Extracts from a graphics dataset
%%
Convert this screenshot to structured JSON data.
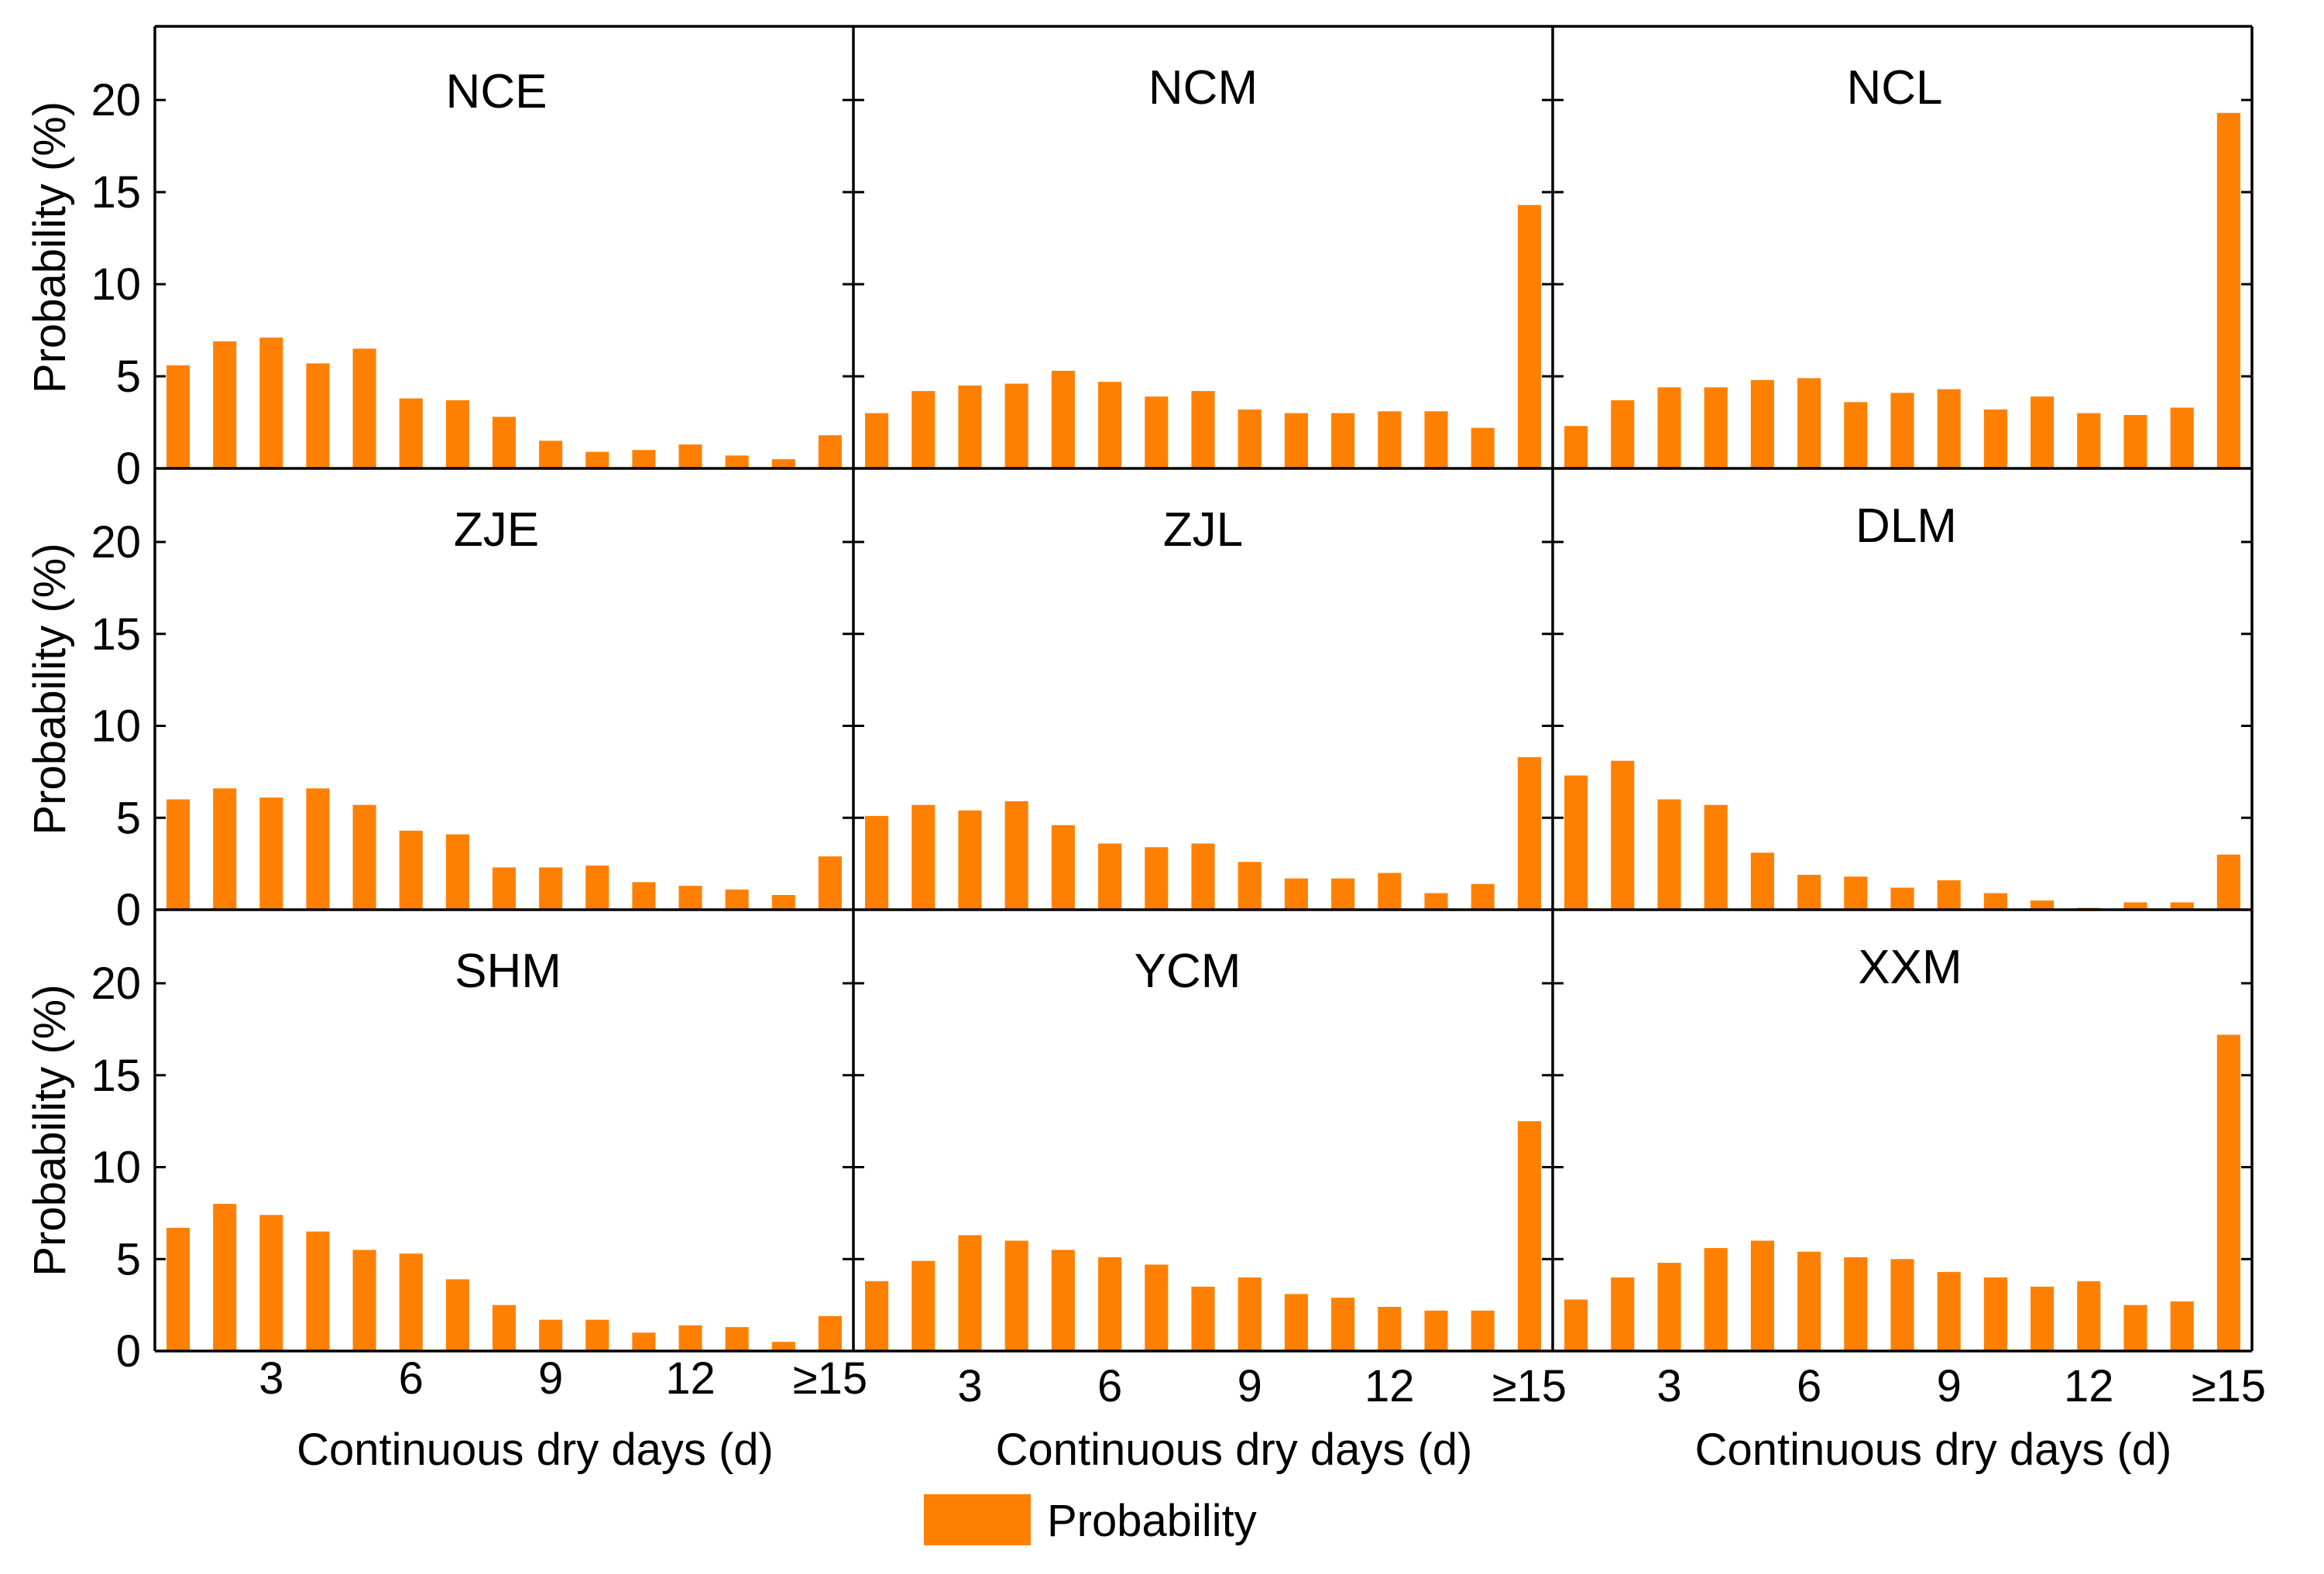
{
  "colors": {
    "bar": "#FF8000",
    "axis": "#000000",
    "background": "#FFFFFF"
  },
  "chart_data": {
    "type": "bar",
    "layout": "3x3 small multiples",
    "categories": [
      "1",
      "2",
      "3",
      "4",
      "5",
      "6",
      "7",
      "8",
      "9",
      "10",
      "11",
      "12",
      "13",
      "14",
      "≥15"
    ],
    "x_tick_labels": [
      "3",
      "6",
      "9",
      "12",
      "≥15"
    ],
    "xlabel": "Continuous dry days (d)",
    "ylabel": "Probability (%)",
    "ylim": [
      0,
      24
    ],
    "y_ticks": [
      0,
      5,
      10,
      15,
      20
    ],
    "legend": {
      "label": "Probability",
      "position": "bottom-center"
    },
    "series": [
      {
        "name": "NCE",
        "values": [
          5.6,
          6.9,
          7.1,
          5.7,
          6.5,
          3.8,
          3.7,
          2.8,
          1.5,
          0.9,
          1.0,
          1.3,
          0.7,
          0.5,
          1.8
        ]
      },
      {
        "name": "NCM",
        "values": [
          3.0,
          4.2,
          4.5,
          4.6,
          5.3,
          4.7,
          3.9,
          4.2,
          3.2,
          3.0,
          3.0,
          3.1,
          3.1,
          2.2,
          14.3
        ]
      },
      {
        "name": "NCL",
        "values": [
          2.3,
          3.7,
          4.4,
          4.4,
          4.8,
          4.9,
          3.6,
          4.1,
          4.3,
          3.2,
          3.9,
          3.0,
          2.9,
          3.3,
          19.3
        ]
      },
      {
        "name": "ZJE",
        "values": [
          6.0,
          6.6,
          6.1,
          6.6,
          5.7,
          4.3,
          4.1,
          2.3,
          2.3,
          2.4,
          1.5,
          1.3,
          1.1,
          0.8,
          2.9
        ]
      },
      {
        "name": "ZJL",
        "values": [
          5.1,
          5.7,
          5.4,
          5.9,
          4.6,
          3.6,
          3.4,
          3.6,
          2.6,
          1.7,
          1.7,
          2.0,
          0.9,
          1.4,
          8.3
        ]
      },
      {
        "name": "DLM",
        "values": [
          7.3,
          8.1,
          6.0,
          5.7,
          3.1,
          1.9,
          1.8,
          1.2,
          1.6,
          0.9,
          0.5,
          0.1,
          0.4,
          0.4,
          3.0
        ]
      },
      {
        "name": "SHM",
        "values": [
          6.7,
          8.0,
          7.4,
          6.5,
          5.5,
          5.3,
          3.9,
          2.5,
          1.7,
          1.7,
          1.0,
          1.4,
          1.3,
          0.5,
          1.9
        ]
      },
      {
        "name": "YCM",
        "values": [
          3.8,
          4.9,
          6.3,
          6.0,
          5.5,
          5.1,
          4.7,
          3.5,
          4.0,
          3.1,
          2.9,
          2.4,
          2.2,
          2.2,
          12.5
        ]
      },
      {
        "name": "XXM",
        "values": [
          2.8,
          4.0,
          4.8,
          5.6,
          6.0,
          5.4,
          5.1,
          5.0,
          4.3,
          4.0,
          3.5,
          3.8,
          2.5,
          2.7,
          17.2
        ]
      }
    ]
  }
}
%%
* **Written task**: Copy the material above exactly and drop the pictures.

* **Solution to this task**:
Convert this screenshot to structured JSON data.
{
  "colors": {
    "bar": "#FF8000",
    "axis": "#000000",
    "background": "#FFFFFF"
  },
  "chart_data": {
    "type": "bar",
    "layout": "3x3 small multiples",
    "categories": [
      "1",
      "2",
      "3",
      "4",
      "5",
      "6",
      "7",
      "8",
      "9",
      "10",
      "11",
      "12",
      "13",
      "14",
      "≥15"
    ],
    "x_tick_labels": [
      "3",
      "6",
      "9",
      "12",
      "≥15"
    ],
    "xlabel": "Continuous dry days (d)",
    "ylabel": "Probability (%)",
    "ylim": [
      0,
      24
    ],
    "y_ticks": [
      0,
      5,
      10,
      15,
      20
    ],
    "legend": {
      "label": "Probability",
      "position": "bottom-center"
    },
    "series": [
      {
        "name": "NCE",
        "values": [
          5.6,
          6.9,
          7.1,
          5.7,
          6.5,
          3.8,
          3.7,
          2.8,
          1.5,
          0.9,
          1.0,
          1.3,
          0.7,
          0.5,
          1.8
        ]
      },
      {
        "name": "NCM",
        "values": [
          3.0,
          4.2,
          4.5,
          4.6,
          5.3,
          4.7,
          3.9,
          4.2,
          3.2,
          3.0,
          3.0,
          3.1,
          3.1,
          2.2,
          14.3
        ]
      },
      {
        "name": "NCL",
        "values": [
          2.3,
          3.7,
          4.4,
          4.4,
          4.8,
          4.9,
          3.6,
          4.1,
          4.3,
          3.2,
          3.9,
          3.0,
          2.9,
          3.3,
          19.3
        ]
      },
      {
        "name": "ZJE",
        "values": [
          6.0,
          6.6,
          6.1,
          6.6,
          5.7,
          4.3,
          4.1,
          2.3,
          2.3,
          2.4,
          1.5,
          1.3,
          1.1,
          0.8,
          2.9
        ]
      },
      {
        "name": "ZJL",
        "values": [
          5.1,
          5.7,
          5.4,
          5.9,
          4.6,
          3.6,
          3.4,
          3.6,
          2.6,
          1.7,
          1.7,
          2.0,
          0.9,
          1.4,
          8.3
        ]
      },
      {
        "name": "DLM",
        "values": [
          7.3,
          8.1,
          6.0,
          5.7,
          3.1,
          1.9,
          1.8,
          1.2,
          1.6,
          0.9,
          0.5,
          0.1,
          0.4,
          0.4,
          3.0
        ]
      },
      {
        "name": "SHM",
        "values": [
          6.7,
          8.0,
          7.4,
          6.5,
          5.5,
          5.3,
          3.9,
          2.5,
          1.7,
          1.7,
          1.0,
          1.4,
          1.3,
          0.5,
          1.9
        ]
      },
      {
        "name": "YCM",
        "values": [
          3.8,
          4.9,
          6.3,
          6.0,
          5.5,
          5.1,
          4.7,
          3.5,
          4.0,
          3.1,
          2.9,
          2.4,
          2.2,
          2.2,
          12.5
        ]
      },
      {
        "name": "XXM",
        "values": [
          2.8,
          4.0,
          4.8,
          5.6,
          6.0,
          5.4,
          5.1,
          5.0,
          4.3,
          4.0,
          3.5,
          3.8,
          2.5,
          2.7,
          17.2
        ]
      }
    ]
  }
}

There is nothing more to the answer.